REQUIREMENTS: Repeat the entries that follow verbatim, without any of their pictures.

(Dataset records)
━━━━━━━━━━━━━━━━

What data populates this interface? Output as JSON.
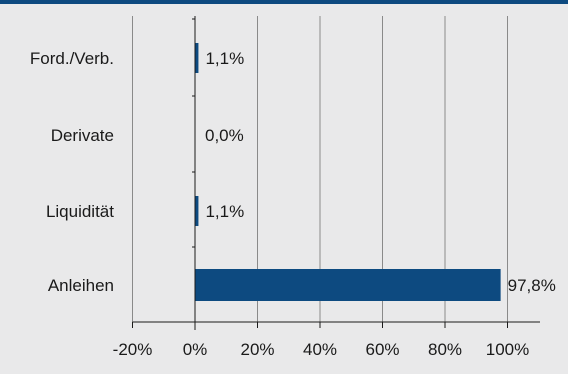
{
  "chart_data": {
    "type": "bar",
    "orientation": "horizontal",
    "categories": [
      "Ford./Verb.",
      "Derivate",
      "Liquidität",
      "Anleihen"
    ],
    "values": [
      1.1,
      0.0,
      1.1,
      97.8
    ],
    "value_labels": [
      "1,1%",
      "0,0%",
      "1,1%",
      "97,8%"
    ],
    "xlim": [
      -20,
      110
    ],
    "xticks": [
      -20,
      0,
      20,
      40,
      60,
      80,
      100
    ],
    "xtick_labels": [
      "-20%",
      "0%",
      "20%",
      "40%",
      "60%",
      "80%",
      "100%"
    ],
    "title": "",
    "xlabel": "",
    "ylabel": "",
    "grid": "vertical",
    "bar_color": "#0d4a80",
    "grid_color": "#8a8a8a"
  },
  "colors": {
    "background": "#e9e9ea",
    "accent": "#0d4a80",
    "text": "#1a1a1a"
  }
}
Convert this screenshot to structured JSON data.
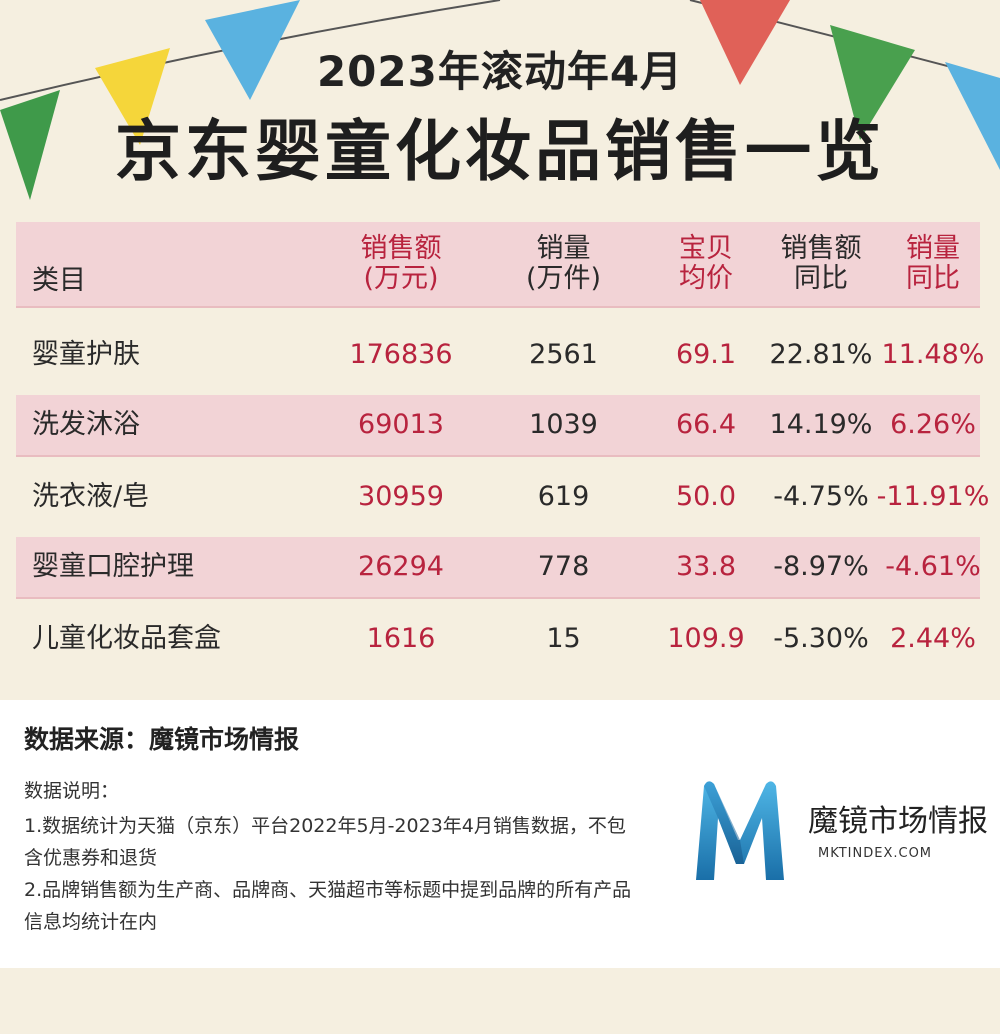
{
  "title": {
    "line1": "2023年滚动年4月",
    "line2": "京东婴童化妆品销售一览"
  },
  "table": {
    "headers": {
      "category": "类目",
      "sales": [
        "销售额",
        "(万元)"
      ],
      "volume": [
        "销量",
        "(万件)"
      ],
      "avg_price": [
        "宝贝",
        "均价"
      ],
      "sales_yoy": [
        "销售额",
        "同比"
      ],
      "volume_yoy": [
        "销量",
        "同比"
      ]
    },
    "rows": [
      {
        "category": "婴童护肤",
        "sales": "176836",
        "volume": "2561",
        "avg_price": "69.1",
        "sales_yoy": "22.81%",
        "volume_yoy": "11.48%"
      },
      {
        "category": "洗发沐浴",
        "sales": "69013",
        "volume": "1039",
        "avg_price": "66.4",
        "sales_yoy": "14.19%",
        "volume_yoy": "6.26%"
      },
      {
        "category": "洗衣液/皂",
        "sales": "30959",
        "volume": "619",
        "avg_price": "50.0",
        "sales_yoy": "-4.75%",
        "volume_yoy": "-11.91%"
      },
      {
        "category": "婴童口腔护理",
        "sales": "26294",
        "volume": "778",
        "avg_price": "33.8",
        "sales_yoy": "-8.97%",
        "volume_yoy": "-4.61%"
      },
      {
        "category": "儿童化妆品套盒",
        "sales": "1616",
        "volume": "15",
        "avg_price": "109.9",
        "sales_yoy": "-5.30%",
        "volume_yoy": "2.44%"
      }
    ]
  },
  "footer": {
    "source": "数据来源：魔镜市场情报",
    "note_title": "数据说明：",
    "note1": "1.数据统计为天猫（京东）平台2022年5月-2023年4月销售数据，不包含优惠券和退货",
    "note2": "2.品牌销售额为生产商、品牌商、天猫超市等标题中提到品牌的所有产品信息均统计在内",
    "brand_name": "魔镜市场情报",
    "brand_url": "MKTINDEX.COM"
  },
  "colors": {
    "accent_red": "#b8233e",
    "row_shade": "#f2d3d6",
    "background": "#f5efe0"
  }
}
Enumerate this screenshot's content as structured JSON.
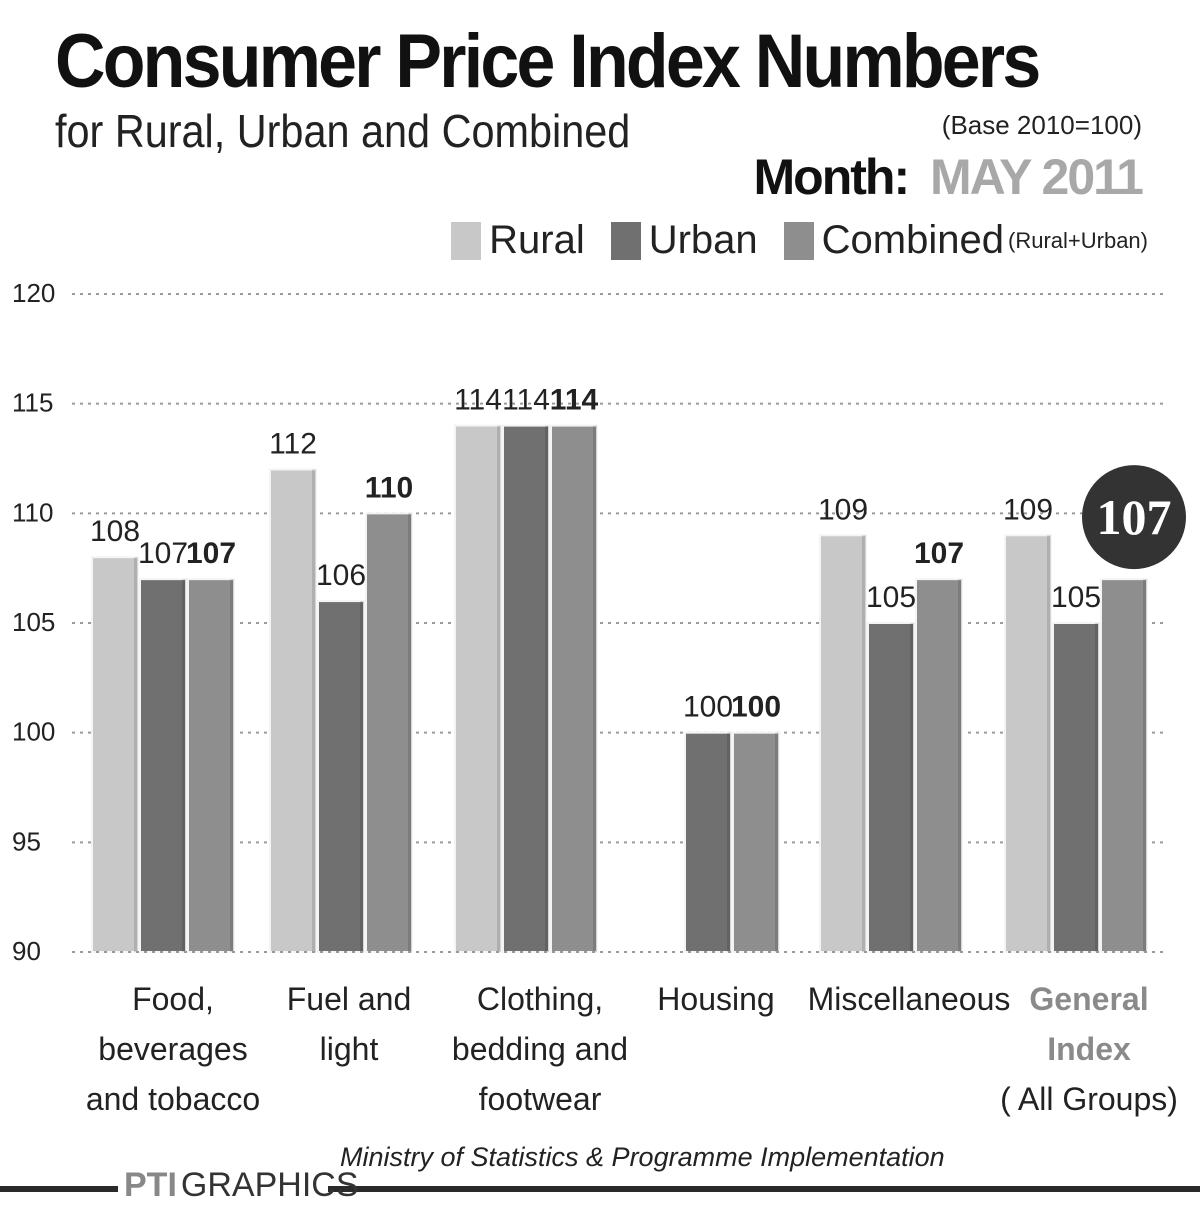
{
  "header": {
    "title": "Consumer Price Index Numbers",
    "subtitle": "for Rural, Urban and Combined",
    "base": "(Base 2010=100)",
    "month_label": "Month:",
    "month_value": "MAY 2011"
  },
  "legend": {
    "rural": "Rural",
    "urban": "Urban",
    "combined": "Combined",
    "combined_note": "(Rural+Urban)"
  },
  "footer": {
    "source": "Ministry of Statistics & Programme Implementation",
    "brand_pti": "PTI",
    "brand_graphics": "GRAPHICS"
  },
  "colors": {
    "rural": "#c8c8c8",
    "urban": "#707070",
    "combined": "#8e8e8e",
    "highlight_badge": "#333333",
    "general_index_label": "#8a8a8a"
  },
  "chart_data": {
    "type": "bar",
    "categories": [
      [
        "Food,",
        "beverages",
        "and tobacco"
      ],
      [
        "Fuel and",
        "light"
      ],
      [
        "Clothing,",
        "bedding and",
        "footwear"
      ],
      [
        "Housing"
      ],
      [
        "Miscellaneous"
      ],
      [
        "General",
        "Index",
        "( All Groups)"
      ]
    ],
    "series": [
      {
        "name": "Rural",
        "values": [
          108,
          112,
          114,
          null,
          109,
          109
        ]
      },
      {
        "name": "Urban",
        "values": [
          107,
          106,
          114,
          100,
          105,
          105
        ]
      },
      {
        "name": "Combined",
        "values": [
          107,
          110,
          114,
          100,
          107,
          107
        ]
      }
    ],
    "data_labels": [
      [
        "108",
        "107",
        "107"
      ],
      [
        "112",
        "106",
        "110"
      ],
      [
        "114",
        "114",
        "114"
      ],
      [
        "",
        "100",
        "100"
      ],
      [
        "109",
        "105",
        "107"
      ],
      [
        "109",
        "105",
        "107"
      ]
    ],
    "ylim": [
      90,
      120
    ],
    "yticks": [
      90,
      95,
      100,
      105,
      110,
      115,
      120
    ],
    "grid": true,
    "legend_position": "top-right",
    "highlight": {
      "category_index": 5,
      "series_index": 2,
      "label": "107"
    }
  }
}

━━━━━━━━━━━━━━━━

FINAL ANSWER:
What data populates this interface? Output as JSON.
{
  "chart_data": {
    "type": "bar",
    "orientation": "horizontal",
    "categories": [
      "Ford./Verb.",
      "Derivate",
      "Liquidität",
      "Anleihen"
    ],
    "values": [
      1.1,
      0.0,
      1.1,
      97.8
    ],
    "value_labels": [
      "1,1%",
      "0,0%",
      "1,1%",
      "97,8%"
    ],
    "xlim": [
      -20,
      110
    ],
    "xticks": [
      -20,
      0,
      20,
      40,
      60,
      80,
      100
    ],
    "xtick_labels": [
      "-20%",
      "0%",
      "20%",
      "40%",
      "60%",
      "80%",
      "100%"
    ],
    "title": "",
    "xlabel": "",
    "ylabel": "",
    "grid": "vertical",
    "bar_color": "#0d4a80",
    "grid_color": "#8a8a8a"
  },
  "colors": {
    "background": "#e9e9ea",
    "accent": "#0d4a80",
    "text": "#1a1a1a"
  }
}
Convert this screenshot to structured JSON data.
{
  "title": {
    "line1": "2023年滚动年4月",
    "line2": "京东婴童化妆品销售一览"
  },
  "table": {
    "headers": {
      "category": "类目",
      "sales": [
        "销售额",
        "(万元)"
      ],
      "volume": [
        "销量",
        "(万件)"
      ],
      "avg_price": [
        "宝贝",
        "均价"
      ],
      "sales_yoy": [
        "销售额",
        "同比"
      ],
      "volume_yoy": [
        "销量",
        "同比"
      ]
    },
    "rows": [
      {
        "category": "婴童护肤",
        "sales": "176836",
        "volume": "2561",
        "avg_price": "69.1",
        "sales_yoy": "22.81%",
        "volume_yoy": "11.48%"
      },
      {
        "category": "洗发沐浴",
        "sales": "69013",
        "volume": "1039",
        "avg_price": "66.4",
        "sales_yoy": "14.19%",
        "volume_yoy": "6.26%"
      },
      {
        "category": "洗衣液/皂",
        "sales": "30959",
        "volume": "619",
        "avg_price": "50.0",
        "sales_yoy": "-4.75%",
        "volume_yoy": "-11.91%"
      },
      {
        "category": "婴童口腔护理",
        "sales": "26294",
        "volume": "778",
        "avg_price": "33.8",
        "sales_yoy": "-8.97%",
        "volume_yoy": "-4.61%"
      },
      {
        "category": "儿童化妆品套盒",
        "sales": "1616",
        "volume": "15",
        "avg_price": "109.9",
        "sales_yoy": "-5.30%",
        "volume_yoy": "2.44%"
      }
    ]
  },
  "footer": {
    "source": "数据来源：魔镜市场情报",
    "note_title": "数据说明：",
    "note1": "1.数据统计为天猫（京东）平台2022年5月-2023年4月销售数据，不包含优惠券和退货",
    "note2": "2.品牌销售额为生产商、品牌商、天猫超市等标题中提到品牌的所有产品信息均统计在内",
    "brand_name": "魔镜市场情报",
    "brand_url": "MKTINDEX.COM"
  },
  "colors": {
    "accent_red": "#b8233e",
    "row_shade": "#f2d3d6",
    "background": "#f5efe0"
  }
}
Enumerate this screenshot's content as structured JSON.
{
  "header": {
    "title": "Consumer Price Index Numbers",
    "subtitle": "for Rural, Urban and Combined",
    "base": "(Base 2010=100)",
    "month_label": "Month:",
    "month_value": "MAY 2011"
  },
  "legend": {
    "rural": "Rural",
    "urban": "Urban",
    "combined": "Combined",
    "combined_note": "(Rural+Urban)"
  },
  "footer": {
    "source": "Ministry of Statistics & Programme Implementation",
    "brand_pti": "PTI",
    "brand_graphics": "GRAPHICS"
  },
  "colors": {
    "rural": "#c8c8c8",
    "urban": "#707070",
    "combined": "#8e8e8e",
    "highlight_badge": "#333333",
    "general_index_label": "#8a8a8a"
  },
  "chart_data": {
    "type": "bar",
    "categories": [
      [
        "Food,",
        "beverages",
        "and tobacco"
      ],
      [
        "Fuel and",
        "light"
      ],
      [
        "Clothing,",
        "bedding and",
        "footwear"
      ],
      [
        "Housing"
      ],
      [
        "Miscellaneous"
      ],
      [
        "General",
        "Index",
        "( All Groups)"
      ]
    ],
    "series": [
      {
        "name": "Rural",
        "values": [
          108,
          112,
          114,
          null,
          109,
          109
        ]
      },
      {
        "name": "Urban",
        "values": [
          107,
          106,
          114,
          100,
          105,
          105
        ]
      },
      {
        "name": "Combined",
        "values": [
          107,
          110,
          114,
          100,
          107,
          107
        ]
      }
    ],
    "data_labels": [
      [
        "108",
        "107",
        "107"
      ],
      [
        "112",
        "106",
        "110"
      ],
      [
        "114",
        "114",
        "114"
      ],
      [
        "",
        "100",
        "100"
      ],
      [
        "109",
        "105",
        "107"
      ],
      [
        "109",
        "105",
        "107"
      ]
    ],
    "ylim": [
      90,
      120
    ],
    "yticks": [
      90,
      95,
      100,
      105,
      110,
      115,
      120
    ],
    "grid": true,
    "legend_position": "top-right",
    "highlight": {
      "category_index": 5,
      "series_index": 2,
      "label": "107"
    }
  }
}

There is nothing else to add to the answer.